(Data excerpts)
+-------+
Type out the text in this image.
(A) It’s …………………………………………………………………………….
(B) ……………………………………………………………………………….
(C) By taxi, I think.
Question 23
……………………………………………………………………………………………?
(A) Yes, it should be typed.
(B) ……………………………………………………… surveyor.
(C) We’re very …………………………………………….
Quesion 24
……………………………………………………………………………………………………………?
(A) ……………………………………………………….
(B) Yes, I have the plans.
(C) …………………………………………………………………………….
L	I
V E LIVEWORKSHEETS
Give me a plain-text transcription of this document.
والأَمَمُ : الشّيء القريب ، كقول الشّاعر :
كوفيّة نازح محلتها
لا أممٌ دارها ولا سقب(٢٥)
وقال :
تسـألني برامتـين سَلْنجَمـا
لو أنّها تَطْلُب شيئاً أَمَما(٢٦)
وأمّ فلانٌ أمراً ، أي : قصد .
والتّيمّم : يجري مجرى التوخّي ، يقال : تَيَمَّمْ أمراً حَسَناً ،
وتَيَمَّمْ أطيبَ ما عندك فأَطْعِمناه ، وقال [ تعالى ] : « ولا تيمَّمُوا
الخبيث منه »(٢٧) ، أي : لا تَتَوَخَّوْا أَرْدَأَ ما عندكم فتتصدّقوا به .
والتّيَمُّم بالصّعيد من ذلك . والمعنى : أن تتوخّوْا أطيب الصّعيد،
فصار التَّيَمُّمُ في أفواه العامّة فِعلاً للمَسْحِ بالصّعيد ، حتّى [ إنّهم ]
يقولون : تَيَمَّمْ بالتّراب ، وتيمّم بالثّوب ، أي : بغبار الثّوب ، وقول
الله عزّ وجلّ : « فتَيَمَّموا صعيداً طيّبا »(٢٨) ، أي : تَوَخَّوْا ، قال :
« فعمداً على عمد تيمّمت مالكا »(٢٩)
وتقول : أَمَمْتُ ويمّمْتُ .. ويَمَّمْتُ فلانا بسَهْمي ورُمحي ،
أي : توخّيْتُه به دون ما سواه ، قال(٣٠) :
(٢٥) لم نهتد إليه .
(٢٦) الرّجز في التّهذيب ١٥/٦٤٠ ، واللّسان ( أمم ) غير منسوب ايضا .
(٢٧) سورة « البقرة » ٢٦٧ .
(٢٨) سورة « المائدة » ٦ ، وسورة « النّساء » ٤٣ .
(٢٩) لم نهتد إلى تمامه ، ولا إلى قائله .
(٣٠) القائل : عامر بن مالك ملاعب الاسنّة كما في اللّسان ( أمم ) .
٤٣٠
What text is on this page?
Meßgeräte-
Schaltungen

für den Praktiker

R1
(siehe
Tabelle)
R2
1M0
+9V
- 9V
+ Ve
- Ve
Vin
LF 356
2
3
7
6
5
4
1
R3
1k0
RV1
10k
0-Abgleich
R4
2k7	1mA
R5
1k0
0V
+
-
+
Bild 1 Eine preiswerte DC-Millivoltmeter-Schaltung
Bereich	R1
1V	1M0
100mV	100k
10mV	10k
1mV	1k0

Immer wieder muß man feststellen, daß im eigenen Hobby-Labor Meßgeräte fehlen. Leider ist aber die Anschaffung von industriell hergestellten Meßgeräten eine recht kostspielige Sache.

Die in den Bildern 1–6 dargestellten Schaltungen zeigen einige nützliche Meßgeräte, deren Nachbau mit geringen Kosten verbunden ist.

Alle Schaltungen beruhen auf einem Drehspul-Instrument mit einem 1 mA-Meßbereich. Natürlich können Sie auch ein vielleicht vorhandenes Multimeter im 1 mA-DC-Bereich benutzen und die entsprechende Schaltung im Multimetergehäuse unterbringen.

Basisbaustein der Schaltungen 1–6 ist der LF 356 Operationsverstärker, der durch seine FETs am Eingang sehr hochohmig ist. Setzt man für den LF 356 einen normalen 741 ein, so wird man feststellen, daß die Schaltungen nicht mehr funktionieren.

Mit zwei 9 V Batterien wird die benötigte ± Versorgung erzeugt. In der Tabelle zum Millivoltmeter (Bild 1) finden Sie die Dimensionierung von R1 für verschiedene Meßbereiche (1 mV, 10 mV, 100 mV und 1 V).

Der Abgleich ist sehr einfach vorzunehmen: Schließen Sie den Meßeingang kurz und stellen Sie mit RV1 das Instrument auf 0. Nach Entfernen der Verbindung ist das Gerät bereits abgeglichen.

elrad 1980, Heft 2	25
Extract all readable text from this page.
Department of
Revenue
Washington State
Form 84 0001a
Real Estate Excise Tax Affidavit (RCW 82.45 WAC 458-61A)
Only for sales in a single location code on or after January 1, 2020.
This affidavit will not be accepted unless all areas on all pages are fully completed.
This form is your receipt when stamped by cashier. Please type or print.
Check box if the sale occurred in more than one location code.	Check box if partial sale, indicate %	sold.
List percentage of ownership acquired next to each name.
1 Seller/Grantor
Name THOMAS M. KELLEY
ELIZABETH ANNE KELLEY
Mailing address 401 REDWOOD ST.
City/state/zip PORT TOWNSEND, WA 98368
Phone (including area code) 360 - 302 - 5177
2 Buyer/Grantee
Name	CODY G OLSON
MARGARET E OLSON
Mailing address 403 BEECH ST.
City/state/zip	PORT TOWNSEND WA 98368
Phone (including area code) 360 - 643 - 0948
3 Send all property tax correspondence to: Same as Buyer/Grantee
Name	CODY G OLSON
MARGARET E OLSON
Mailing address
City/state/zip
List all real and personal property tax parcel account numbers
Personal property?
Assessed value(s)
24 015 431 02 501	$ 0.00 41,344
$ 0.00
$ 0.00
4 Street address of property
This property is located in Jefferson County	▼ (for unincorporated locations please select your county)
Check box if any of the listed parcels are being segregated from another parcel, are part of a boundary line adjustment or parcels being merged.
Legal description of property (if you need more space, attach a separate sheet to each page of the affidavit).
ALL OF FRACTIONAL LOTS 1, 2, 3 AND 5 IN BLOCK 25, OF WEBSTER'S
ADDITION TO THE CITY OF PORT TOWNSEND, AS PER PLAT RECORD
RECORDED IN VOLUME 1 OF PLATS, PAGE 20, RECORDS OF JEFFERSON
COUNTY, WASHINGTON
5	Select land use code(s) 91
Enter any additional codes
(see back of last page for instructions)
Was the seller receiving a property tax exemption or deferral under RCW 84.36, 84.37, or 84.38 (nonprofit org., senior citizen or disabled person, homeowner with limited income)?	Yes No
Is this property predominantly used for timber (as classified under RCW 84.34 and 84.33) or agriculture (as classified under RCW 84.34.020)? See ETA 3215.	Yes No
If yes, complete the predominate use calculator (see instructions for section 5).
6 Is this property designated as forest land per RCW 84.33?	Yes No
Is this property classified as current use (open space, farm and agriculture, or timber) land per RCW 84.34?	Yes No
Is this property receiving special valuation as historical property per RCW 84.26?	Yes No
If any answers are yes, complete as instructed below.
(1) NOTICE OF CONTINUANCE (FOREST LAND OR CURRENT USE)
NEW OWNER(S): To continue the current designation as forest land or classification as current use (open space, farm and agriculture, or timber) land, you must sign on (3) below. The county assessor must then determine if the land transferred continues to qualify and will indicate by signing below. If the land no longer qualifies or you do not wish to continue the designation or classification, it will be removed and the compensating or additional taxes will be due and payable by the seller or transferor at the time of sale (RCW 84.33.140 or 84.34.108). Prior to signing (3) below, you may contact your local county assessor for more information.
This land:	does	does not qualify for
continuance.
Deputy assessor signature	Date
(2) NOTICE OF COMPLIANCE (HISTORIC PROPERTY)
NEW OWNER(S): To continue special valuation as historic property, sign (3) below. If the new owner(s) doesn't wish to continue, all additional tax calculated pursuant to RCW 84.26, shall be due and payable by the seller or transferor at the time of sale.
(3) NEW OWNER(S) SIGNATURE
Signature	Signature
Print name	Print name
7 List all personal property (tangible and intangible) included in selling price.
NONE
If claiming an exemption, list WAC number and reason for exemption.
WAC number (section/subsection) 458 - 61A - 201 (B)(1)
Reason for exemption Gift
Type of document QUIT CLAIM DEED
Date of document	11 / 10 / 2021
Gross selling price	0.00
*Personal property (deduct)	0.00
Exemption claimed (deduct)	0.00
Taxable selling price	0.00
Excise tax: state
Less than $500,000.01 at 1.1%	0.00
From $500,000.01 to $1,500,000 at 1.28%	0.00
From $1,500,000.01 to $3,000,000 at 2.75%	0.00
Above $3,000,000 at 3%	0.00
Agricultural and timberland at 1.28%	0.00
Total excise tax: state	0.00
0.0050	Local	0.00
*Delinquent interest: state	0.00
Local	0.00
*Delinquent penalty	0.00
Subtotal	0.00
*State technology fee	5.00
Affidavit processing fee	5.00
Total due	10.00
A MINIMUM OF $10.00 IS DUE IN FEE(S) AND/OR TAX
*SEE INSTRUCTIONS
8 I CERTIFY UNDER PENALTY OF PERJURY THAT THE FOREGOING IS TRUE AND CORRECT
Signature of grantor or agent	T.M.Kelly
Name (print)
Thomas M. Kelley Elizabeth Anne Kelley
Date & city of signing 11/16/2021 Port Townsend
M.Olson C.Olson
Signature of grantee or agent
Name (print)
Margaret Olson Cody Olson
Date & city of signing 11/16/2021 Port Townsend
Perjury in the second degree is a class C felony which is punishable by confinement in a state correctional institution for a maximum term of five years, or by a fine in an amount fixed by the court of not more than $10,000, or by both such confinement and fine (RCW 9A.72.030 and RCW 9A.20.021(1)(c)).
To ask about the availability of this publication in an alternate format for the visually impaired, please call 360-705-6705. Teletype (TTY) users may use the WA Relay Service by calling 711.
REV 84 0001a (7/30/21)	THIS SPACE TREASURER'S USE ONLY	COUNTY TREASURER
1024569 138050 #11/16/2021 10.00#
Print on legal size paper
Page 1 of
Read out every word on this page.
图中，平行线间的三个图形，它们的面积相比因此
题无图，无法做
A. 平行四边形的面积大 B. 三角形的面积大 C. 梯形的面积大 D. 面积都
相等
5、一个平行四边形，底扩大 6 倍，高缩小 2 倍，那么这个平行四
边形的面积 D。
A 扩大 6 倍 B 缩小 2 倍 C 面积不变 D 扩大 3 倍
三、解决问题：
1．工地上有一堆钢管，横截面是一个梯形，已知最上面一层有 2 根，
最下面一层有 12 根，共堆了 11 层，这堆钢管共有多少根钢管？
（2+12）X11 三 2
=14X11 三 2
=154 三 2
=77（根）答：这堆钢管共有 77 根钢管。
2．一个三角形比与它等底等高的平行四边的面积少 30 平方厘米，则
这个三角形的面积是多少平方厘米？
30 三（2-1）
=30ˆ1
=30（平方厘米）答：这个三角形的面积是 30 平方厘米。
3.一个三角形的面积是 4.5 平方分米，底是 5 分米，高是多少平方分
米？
+-------+
### Prompt
Take the line with "Read out every word on this page." and all lines after it through the end of the records, and write them out exactly; include nothing else.

### Answer to the task
Read out every word on this page.
图中，平行线间的三个图形，它们的面积相比因此
题无图，无法做
A. 平行四边形的面积大 B. 三角形的面积大 C. 梯形的面积大 D. 面积都
相等
5、一个平行四边形，底扩大 6 倍，高缩小 2 倍，那么这个平行四
边形的面积 D。
A 扩大 6 倍 B 缩小 2 倍 C 面积不变 D 扩大 3 倍
三、解决问题：
1．工地上有一堆钢管，横截面是一个梯形，已知最上面一层有 2 根，
最下面一层有 12 根，共堆了 11 层，这堆钢管共有多少根钢管？
（2+12）X11 三 2
=14X11 三 2
=154 三 2
=77（根）答：这堆钢管共有 77 根钢管。
2．一个三角形比与它等底等高的平行四边的面积少 30 平方厘米，则
这个三角形的面积是多少平方厘米？
30 三（2-1）
=30ˆ1
=30（平方厘米）答：这个三角形的面积是 30 平方厘米。
3.一个三角形的面积是 4.5 平方分米，底是 5 分米，高是多少平方分
米？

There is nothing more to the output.